- [TEXT SHOWN]
++++++++++

Mistakes and Incorrect Assumptions
The most notable issue embedded in this message is the casing inconsistency in the proto file. The service RPCs reference PreloadSRSRequest and PreloadSRSResponse (with uppercase "SRS"), while the message definitions use PreloadSrsRequest and PreloadSrsResponse (with lowercase "srs"). This inconsistency would cause a compilation error when tonic tries to match the RPC declarations to the message types, requiring a fix in msg 116-117.
This error is instructive. It stems from a disconnect between the design document (which uses consistent casing) and the implementation (where the assistant may have typed one form in the service definition and another in the message definitions). The fact that it wasn't caught immediately highlights the value of the "write then compile" workflow — the error is harmless until compilation, at which point it becomes visible and fixable.
Another subtle issue is the assumption that the proto file's field numbers are stable. Once the proto crate is published and clients begin using it, changing field numbers would break backward compatibility. The assistant doesn't address versioning or deprecation strategies in this message, which is appropriate for Phase 0 but would need attention before production deployment.

++++++++++

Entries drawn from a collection
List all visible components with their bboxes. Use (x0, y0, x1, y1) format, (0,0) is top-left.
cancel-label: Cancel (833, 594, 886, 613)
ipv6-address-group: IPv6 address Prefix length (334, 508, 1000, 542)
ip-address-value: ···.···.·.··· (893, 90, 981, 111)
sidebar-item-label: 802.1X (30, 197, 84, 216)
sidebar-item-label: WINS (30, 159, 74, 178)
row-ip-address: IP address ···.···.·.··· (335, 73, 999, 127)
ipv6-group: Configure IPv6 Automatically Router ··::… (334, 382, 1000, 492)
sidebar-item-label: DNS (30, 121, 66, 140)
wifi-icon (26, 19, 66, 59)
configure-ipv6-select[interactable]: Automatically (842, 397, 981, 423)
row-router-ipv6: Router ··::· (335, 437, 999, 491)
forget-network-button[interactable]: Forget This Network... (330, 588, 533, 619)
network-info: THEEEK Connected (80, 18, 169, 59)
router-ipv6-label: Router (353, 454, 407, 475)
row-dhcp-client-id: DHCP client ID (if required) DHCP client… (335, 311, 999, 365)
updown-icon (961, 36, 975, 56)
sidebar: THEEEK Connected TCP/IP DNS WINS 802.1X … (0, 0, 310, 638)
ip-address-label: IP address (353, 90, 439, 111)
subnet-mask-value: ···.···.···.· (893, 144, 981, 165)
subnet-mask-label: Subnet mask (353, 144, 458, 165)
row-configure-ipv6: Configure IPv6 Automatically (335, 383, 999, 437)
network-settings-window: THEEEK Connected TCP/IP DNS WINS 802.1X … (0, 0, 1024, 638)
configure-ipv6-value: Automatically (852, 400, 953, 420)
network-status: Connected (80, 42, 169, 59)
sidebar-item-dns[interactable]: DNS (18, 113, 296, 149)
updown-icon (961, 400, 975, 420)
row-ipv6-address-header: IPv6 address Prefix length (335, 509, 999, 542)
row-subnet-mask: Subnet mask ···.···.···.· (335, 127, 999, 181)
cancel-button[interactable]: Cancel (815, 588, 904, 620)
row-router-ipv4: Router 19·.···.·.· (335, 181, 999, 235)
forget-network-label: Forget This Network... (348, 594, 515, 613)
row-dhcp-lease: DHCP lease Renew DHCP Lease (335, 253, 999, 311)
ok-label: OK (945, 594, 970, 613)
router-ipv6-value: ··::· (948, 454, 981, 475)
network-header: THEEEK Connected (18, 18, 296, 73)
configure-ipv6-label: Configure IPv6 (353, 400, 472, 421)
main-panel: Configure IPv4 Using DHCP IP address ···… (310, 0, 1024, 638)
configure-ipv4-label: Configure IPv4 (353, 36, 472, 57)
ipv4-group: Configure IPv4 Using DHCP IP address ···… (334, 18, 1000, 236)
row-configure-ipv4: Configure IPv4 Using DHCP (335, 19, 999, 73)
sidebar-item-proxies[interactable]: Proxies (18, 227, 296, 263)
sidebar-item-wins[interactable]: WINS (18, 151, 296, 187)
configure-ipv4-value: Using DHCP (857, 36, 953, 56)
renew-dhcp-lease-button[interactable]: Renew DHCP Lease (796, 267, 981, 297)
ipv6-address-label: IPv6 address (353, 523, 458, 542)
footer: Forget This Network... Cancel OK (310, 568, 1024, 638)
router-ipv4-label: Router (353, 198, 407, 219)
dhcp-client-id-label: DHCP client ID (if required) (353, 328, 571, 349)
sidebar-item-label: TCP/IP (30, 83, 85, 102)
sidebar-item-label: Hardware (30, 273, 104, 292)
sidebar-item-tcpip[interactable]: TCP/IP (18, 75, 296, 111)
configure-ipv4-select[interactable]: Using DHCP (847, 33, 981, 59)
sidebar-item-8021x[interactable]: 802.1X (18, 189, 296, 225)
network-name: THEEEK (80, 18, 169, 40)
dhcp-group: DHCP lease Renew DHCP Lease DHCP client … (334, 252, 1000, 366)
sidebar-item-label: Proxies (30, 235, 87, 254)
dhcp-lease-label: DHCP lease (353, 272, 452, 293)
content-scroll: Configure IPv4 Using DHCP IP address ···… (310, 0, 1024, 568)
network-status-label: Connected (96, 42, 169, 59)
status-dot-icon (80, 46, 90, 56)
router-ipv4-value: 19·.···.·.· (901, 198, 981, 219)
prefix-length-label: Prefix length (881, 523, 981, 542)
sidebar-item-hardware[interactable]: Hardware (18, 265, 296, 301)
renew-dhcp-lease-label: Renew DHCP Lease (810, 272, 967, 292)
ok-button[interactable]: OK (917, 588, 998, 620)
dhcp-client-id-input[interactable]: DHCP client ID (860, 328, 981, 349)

++++++++++

- [TASK SET]
**1)** Translate this sentence from the text on mistakes and incorrect assumptions into Spanish: "This error is instructive."
**2)** Rewrite everything from "This error is" down to "before production deployment." in the text on mistakes and incorrect assumptions, replacing "field numbers" with "field tags".
**3)** Carry on the text about mistakes and incorrect assumptions from the point where it ends.

- [ANSWERS BY TASK]
**1)** Este error es instructivo.

**2)**
This error is instructive. It stems from a disconnect between the design document (which uses consistent casing) and the implementation (where the assistant may have typed one form in the service definition and another in the message definitions). The fact that it wasn't caught immediately highlights the value of the "write then compile" workflow — the error is harmless until compilation, at which point it becomes visible and fixable.
Another subtle issue is the assumption that the proto file's field tags are stable. Once the proto crate is published and clients begin using it, changing field tags would break backward compatibility. The assistant doesn't address versioning or deprecation strategies in this message, which is appropriate for Phase 0 but would need attention before production deployment.

**3)**
Conclusion
Message 103 is a foundational moment in the cuzk proving engine implementation. In four file writes, the assistant establishes the communication protocol that will carry every proof request, status query, and SRS management operation for the entire system. The message embodies a deliberate, top-down implementation strategy — build the contract first, then implement the parties that honor it.
The files created here are not complex in themselves, but they encode dozens of design decisions about how proof types are enumerated, how priorities are expressed, how large binary payloads are transferred, and how the daemon's health is monitored. Every subsequent crate in the workspace will depend on these definitions. The proto crate is the foundation upon which the entire proving engine is built.
The Go LSP errors that accompany each file write serve as a reminder of the environment in which this work takes place — a complex, multi-language repository where the assistant must navigate between Go orchestration code, Rust proving logic, and CUDA GPU kernels. Dismissing the noise and focusing on the task at hand is itself a skill, one that this message demonstrates in practice.